> _PROMPT_: Leave out the images; return the rest of the data exactly.

= = = = =

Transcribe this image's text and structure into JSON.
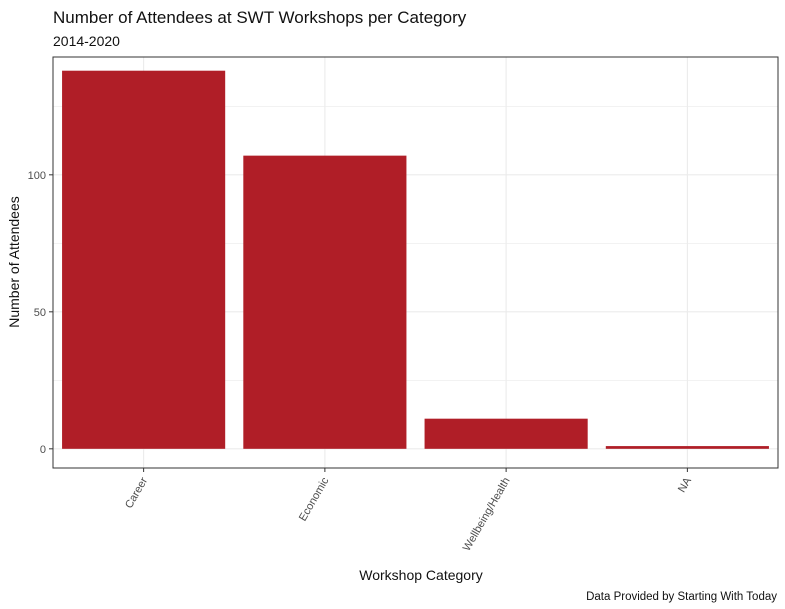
{
  "chart_data": {
    "type": "bar",
    "title": "Number of Attendees at SWT Workshops per Category",
    "subtitle": "2014-2020",
    "xlabel": "Workshop Category",
    "ylabel": "Number of Attendees",
    "caption": "Data Provided by Starting With Today",
    "categories": [
      "Career",
      "Economic",
      "Wellbeing/Health",
      "NA"
    ],
    "values": [
      138,
      107,
      11,
      1
    ],
    "ylim": [
      -7,
      143
    ],
    "yticks": [
      0,
      50,
      100
    ],
    "bar_color": "#B01E27",
    "grid": true,
    "theme": "bw",
    "x_tick_rotation_deg": -60
  }
}
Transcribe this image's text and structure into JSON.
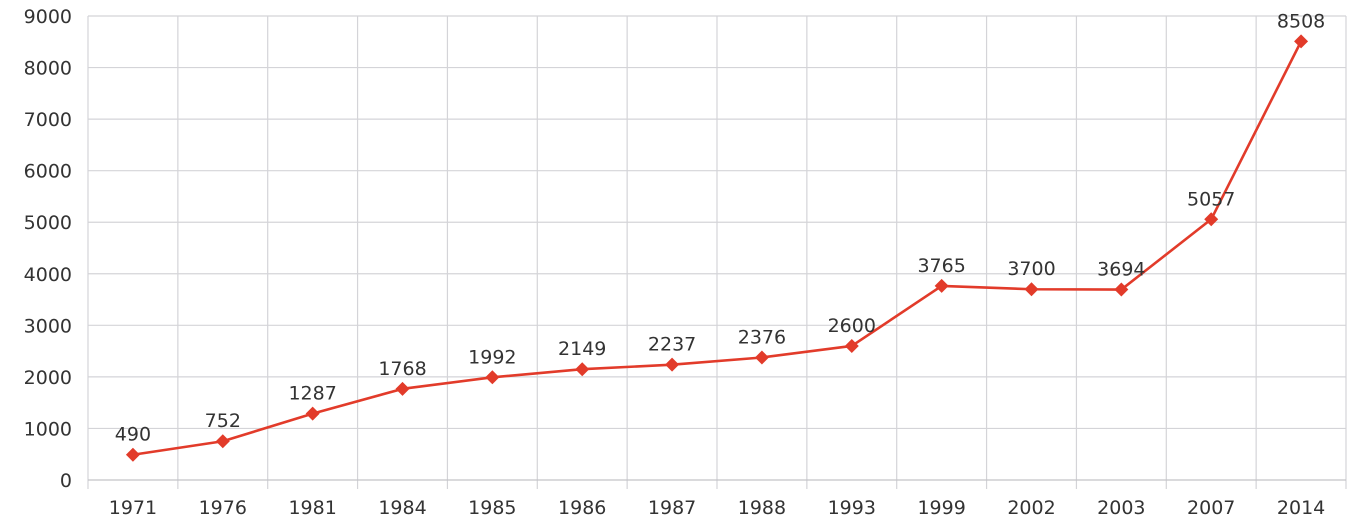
{
  "chart_data": {
    "type": "line",
    "categories": [
      "1971",
      "1976",
      "1981",
      "1984",
      "1985",
      "1986",
      "1987",
      "1988",
      "1993",
      "1999",
      "2002",
      "2003",
      "2007",
      "2014"
    ],
    "series": [
      {
        "values": [
          490,
          752,
          1287,
          1768,
          1992,
          2149,
          2237,
          2376,
          2600,
          3765,
          3700,
          3694,
          5057,
          8508
        ]
      }
    ],
    "yticks": [
      "0",
      "1000",
      "2000",
      "3000",
      "4000",
      "5000",
      "6000",
      "7000",
      "8000",
      "9000"
    ],
    "ylim": [
      0,
      9000
    ],
    "grid": true,
    "marker": "diamond",
    "data_labels": true,
    "colors": {
      "series": "#e23b2a",
      "grid": "#d4d4d8",
      "text": "#333333"
    }
  }
}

= = = = =

> _SOLVED PROBLEM_:
Transcribe this image's text and structure into JSON.
{
  "chart_data": {
    "type": "bar",
    "title": "Number of Attendees at SWT Workshops per Category",
    "subtitle": "2014-2020",
    "xlabel": "Workshop Category",
    "ylabel": "Number of Attendees",
    "caption": "Data Provided by Starting With Today",
    "categories": [
      "Career",
      "Economic",
      "Wellbeing/Health",
      "NA"
    ],
    "values": [
      138,
      107,
      11,
      1
    ],
    "ylim": [
      -7,
      143
    ],
    "yticks": [
      0,
      50,
      100
    ],
    "bar_color": "#B01E27",
    "grid": true,
    "theme": "bw",
    "x_tick_rotation_deg": -60
  }
}
Transcribe this image's text and structure into JSON.
{
  "chart_data": {
    "type": "line",
    "categories": [
      "1971",
      "1976",
      "1981",
      "1984",
      "1985",
      "1986",
      "1987",
      "1988",
      "1993",
      "1999",
      "2002",
      "2003",
      "2007",
      "2014"
    ],
    "series": [
      {
        "values": [
          490,
          752,
          1287,
          1768,
          1992,
          2149,
          2237,
          2376,
          2600,
          3765,
          3700,
          3694,
          5057,
          8508
        ]
      }
    ],
    "yticks": [
      "0",
      "1000",
      "2000",
      "3000",
      "4000",
      "5000",
      "6000",
      "7000",
      "8000",
      "9000"
    ],
    "ylim": [
      0,
      9000
    ],
    "grid": true,
    "marker": "diamond",
    "data_labels": true,
    "colors": {
      "series": "#e23b2a",
      "grid": "#d4d4d8",
      "text": "#333333"
    }
  }
}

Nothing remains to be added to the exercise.